-- Start STORED RECORDS --

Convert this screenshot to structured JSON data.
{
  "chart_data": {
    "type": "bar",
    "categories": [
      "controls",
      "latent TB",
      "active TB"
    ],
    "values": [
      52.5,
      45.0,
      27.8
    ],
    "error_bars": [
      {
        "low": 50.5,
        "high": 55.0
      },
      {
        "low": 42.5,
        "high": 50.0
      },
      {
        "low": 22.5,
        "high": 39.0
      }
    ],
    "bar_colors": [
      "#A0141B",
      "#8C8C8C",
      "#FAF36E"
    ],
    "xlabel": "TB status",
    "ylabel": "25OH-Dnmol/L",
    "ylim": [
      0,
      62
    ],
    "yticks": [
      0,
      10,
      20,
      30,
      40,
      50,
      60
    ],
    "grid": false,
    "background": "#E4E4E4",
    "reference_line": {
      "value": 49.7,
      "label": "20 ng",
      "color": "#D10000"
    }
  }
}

-- End STORED RECORDS --
-- Start STORED RECORDS --

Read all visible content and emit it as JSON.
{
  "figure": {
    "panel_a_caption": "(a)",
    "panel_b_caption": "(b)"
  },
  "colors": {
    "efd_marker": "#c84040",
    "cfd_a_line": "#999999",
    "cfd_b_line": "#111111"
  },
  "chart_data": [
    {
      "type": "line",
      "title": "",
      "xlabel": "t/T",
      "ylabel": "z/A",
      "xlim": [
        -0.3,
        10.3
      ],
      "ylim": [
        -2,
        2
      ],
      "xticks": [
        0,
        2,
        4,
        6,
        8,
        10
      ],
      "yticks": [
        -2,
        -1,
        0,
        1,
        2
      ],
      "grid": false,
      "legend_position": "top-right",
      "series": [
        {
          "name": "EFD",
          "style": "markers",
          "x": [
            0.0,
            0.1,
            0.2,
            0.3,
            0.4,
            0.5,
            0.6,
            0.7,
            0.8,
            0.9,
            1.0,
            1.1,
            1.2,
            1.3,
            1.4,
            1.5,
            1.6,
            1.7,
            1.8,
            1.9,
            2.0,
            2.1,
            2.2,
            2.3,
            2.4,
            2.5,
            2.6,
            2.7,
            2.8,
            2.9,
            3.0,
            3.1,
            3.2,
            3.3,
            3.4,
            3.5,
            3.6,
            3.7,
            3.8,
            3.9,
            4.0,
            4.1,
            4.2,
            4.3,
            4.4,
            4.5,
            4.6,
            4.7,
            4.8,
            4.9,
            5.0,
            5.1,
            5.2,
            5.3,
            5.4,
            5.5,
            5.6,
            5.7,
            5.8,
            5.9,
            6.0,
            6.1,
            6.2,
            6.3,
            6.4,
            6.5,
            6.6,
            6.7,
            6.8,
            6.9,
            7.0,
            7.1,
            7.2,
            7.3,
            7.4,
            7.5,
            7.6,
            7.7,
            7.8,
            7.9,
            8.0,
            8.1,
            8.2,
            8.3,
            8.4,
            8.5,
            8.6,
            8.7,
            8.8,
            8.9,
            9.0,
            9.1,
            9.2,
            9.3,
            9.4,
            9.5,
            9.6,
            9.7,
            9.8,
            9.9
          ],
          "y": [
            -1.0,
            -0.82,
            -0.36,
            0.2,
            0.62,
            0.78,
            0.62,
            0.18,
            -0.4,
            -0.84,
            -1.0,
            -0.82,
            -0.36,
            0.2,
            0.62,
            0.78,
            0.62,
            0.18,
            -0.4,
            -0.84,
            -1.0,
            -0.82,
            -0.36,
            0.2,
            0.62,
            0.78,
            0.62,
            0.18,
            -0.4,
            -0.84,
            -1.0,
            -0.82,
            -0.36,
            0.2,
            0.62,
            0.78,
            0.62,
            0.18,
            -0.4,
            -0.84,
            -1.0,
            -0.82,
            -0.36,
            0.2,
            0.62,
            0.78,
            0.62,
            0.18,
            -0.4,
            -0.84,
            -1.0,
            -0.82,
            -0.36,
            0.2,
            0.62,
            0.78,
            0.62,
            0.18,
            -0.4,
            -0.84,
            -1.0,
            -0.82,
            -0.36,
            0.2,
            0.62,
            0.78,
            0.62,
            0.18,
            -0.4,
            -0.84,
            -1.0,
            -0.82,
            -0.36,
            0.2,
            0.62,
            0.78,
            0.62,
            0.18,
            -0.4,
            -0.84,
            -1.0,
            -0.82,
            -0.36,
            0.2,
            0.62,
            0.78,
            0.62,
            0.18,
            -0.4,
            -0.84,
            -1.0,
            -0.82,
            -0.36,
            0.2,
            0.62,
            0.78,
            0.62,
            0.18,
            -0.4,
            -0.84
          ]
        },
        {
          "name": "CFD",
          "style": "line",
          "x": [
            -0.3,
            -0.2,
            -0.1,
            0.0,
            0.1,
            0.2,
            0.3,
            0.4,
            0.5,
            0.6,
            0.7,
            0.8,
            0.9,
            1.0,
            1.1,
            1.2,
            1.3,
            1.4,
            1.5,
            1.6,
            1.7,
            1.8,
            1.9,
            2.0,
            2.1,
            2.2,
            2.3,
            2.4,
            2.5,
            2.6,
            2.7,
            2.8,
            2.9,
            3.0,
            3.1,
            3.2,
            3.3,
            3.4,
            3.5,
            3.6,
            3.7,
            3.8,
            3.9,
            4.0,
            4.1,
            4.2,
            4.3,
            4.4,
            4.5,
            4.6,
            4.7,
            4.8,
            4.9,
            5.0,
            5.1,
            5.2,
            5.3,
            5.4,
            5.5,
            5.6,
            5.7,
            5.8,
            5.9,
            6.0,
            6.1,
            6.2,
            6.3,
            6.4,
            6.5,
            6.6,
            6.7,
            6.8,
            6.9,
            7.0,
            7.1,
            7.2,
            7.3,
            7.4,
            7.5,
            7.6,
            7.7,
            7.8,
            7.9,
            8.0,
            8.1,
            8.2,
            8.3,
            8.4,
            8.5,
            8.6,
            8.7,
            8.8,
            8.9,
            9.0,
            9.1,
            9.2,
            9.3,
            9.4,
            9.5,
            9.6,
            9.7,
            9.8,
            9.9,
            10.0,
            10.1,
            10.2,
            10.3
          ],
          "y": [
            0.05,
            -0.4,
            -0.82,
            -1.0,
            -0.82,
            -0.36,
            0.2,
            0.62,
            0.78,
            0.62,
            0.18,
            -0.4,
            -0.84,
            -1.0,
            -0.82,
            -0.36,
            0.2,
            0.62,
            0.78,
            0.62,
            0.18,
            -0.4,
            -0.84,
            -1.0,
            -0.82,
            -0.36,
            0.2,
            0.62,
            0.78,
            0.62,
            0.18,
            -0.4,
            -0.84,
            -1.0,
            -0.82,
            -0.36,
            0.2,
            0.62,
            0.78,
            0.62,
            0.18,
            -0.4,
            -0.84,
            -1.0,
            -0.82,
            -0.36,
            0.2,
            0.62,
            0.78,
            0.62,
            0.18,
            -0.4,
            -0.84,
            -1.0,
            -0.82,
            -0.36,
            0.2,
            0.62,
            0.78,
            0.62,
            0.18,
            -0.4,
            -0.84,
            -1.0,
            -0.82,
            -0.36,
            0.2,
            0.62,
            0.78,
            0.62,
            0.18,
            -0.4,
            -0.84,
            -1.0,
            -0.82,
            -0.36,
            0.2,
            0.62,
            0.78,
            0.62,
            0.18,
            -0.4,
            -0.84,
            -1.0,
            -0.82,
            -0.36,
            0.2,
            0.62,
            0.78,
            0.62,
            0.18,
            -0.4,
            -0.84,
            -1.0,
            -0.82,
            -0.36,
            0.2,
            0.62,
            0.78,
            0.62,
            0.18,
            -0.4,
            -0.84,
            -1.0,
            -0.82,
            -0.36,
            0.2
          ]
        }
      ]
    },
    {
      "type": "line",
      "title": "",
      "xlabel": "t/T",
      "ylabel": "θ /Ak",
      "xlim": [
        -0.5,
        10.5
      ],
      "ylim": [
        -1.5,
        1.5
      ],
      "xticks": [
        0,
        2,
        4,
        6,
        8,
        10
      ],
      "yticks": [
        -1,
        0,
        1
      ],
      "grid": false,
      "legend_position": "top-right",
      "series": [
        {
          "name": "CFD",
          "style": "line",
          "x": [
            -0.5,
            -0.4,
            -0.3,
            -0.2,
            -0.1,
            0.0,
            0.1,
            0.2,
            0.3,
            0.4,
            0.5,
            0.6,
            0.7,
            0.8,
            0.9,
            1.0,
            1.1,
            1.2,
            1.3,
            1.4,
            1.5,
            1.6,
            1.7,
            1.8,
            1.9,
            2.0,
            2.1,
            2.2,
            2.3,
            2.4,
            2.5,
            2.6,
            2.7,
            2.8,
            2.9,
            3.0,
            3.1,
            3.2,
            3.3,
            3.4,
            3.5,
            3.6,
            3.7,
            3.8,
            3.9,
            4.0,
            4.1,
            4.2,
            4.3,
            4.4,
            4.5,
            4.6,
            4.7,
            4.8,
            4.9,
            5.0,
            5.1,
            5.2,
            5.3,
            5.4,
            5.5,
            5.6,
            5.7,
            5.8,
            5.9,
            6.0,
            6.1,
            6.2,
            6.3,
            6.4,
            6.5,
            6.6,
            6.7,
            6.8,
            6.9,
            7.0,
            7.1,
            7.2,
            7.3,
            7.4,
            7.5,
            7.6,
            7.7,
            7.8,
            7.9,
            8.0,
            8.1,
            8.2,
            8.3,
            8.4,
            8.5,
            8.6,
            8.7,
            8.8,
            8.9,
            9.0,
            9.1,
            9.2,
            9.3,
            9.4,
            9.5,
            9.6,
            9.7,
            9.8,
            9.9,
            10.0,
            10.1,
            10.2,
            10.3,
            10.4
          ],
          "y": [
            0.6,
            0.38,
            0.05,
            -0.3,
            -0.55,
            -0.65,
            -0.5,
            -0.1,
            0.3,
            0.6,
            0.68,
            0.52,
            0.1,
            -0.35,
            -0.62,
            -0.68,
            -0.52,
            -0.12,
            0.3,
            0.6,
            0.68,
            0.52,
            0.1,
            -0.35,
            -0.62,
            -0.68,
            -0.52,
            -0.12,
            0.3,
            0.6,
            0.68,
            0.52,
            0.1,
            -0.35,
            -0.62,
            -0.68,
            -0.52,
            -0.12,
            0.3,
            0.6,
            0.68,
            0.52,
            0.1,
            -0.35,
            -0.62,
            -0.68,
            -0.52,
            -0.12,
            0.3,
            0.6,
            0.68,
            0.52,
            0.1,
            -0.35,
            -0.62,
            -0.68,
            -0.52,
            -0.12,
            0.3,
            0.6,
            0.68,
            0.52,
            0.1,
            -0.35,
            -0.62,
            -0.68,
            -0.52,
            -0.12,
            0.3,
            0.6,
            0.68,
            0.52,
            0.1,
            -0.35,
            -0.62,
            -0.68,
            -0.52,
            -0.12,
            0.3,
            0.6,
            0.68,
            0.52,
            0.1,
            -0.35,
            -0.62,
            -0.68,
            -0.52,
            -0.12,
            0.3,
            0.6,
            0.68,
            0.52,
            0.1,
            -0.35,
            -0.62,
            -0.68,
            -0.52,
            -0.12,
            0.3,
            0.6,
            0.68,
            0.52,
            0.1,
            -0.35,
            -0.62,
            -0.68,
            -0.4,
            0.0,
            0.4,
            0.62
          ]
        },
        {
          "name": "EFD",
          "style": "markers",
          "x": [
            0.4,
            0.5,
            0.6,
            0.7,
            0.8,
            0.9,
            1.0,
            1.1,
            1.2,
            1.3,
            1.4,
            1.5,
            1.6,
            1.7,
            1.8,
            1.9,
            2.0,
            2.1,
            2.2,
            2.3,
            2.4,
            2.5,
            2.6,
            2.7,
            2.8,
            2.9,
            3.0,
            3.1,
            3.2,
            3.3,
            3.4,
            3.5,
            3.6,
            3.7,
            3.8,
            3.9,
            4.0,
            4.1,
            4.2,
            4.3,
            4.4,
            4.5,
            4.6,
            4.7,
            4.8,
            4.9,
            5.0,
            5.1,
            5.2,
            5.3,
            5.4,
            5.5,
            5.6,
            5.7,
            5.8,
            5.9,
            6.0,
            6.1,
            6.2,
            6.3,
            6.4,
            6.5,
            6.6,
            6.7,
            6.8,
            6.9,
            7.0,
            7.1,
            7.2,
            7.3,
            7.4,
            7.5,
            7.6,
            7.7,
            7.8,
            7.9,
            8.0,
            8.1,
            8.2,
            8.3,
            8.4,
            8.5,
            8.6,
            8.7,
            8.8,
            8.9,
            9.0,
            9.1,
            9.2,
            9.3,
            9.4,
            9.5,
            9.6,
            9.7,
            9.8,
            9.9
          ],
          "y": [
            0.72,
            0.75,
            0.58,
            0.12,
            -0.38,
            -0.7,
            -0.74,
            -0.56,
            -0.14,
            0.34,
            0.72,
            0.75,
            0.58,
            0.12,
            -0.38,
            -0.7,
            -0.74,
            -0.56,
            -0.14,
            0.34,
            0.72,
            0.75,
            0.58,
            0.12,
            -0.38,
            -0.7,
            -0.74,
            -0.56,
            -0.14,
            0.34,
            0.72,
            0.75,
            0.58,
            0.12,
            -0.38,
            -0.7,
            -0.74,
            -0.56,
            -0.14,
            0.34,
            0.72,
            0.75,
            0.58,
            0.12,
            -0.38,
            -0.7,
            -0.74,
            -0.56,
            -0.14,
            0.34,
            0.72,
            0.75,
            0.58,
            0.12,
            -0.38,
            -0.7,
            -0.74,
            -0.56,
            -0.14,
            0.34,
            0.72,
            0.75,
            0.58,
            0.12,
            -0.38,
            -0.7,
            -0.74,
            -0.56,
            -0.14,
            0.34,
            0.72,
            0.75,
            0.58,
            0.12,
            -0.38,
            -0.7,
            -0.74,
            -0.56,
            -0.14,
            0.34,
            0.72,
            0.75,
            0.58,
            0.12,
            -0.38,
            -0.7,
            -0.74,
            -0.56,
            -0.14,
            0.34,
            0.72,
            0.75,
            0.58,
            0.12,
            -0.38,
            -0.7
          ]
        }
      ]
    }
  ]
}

-- End STORED RECORDS --

WHAT THE EXERCISE ASKS: From the entries above, collect every line with the string "ylabel" in it.

EXERCISE ANSWER:
    "ylabel": "25OH-Dnmol/L",
      "ylabel": "z/A",
      "ylabel": "θ /Ak",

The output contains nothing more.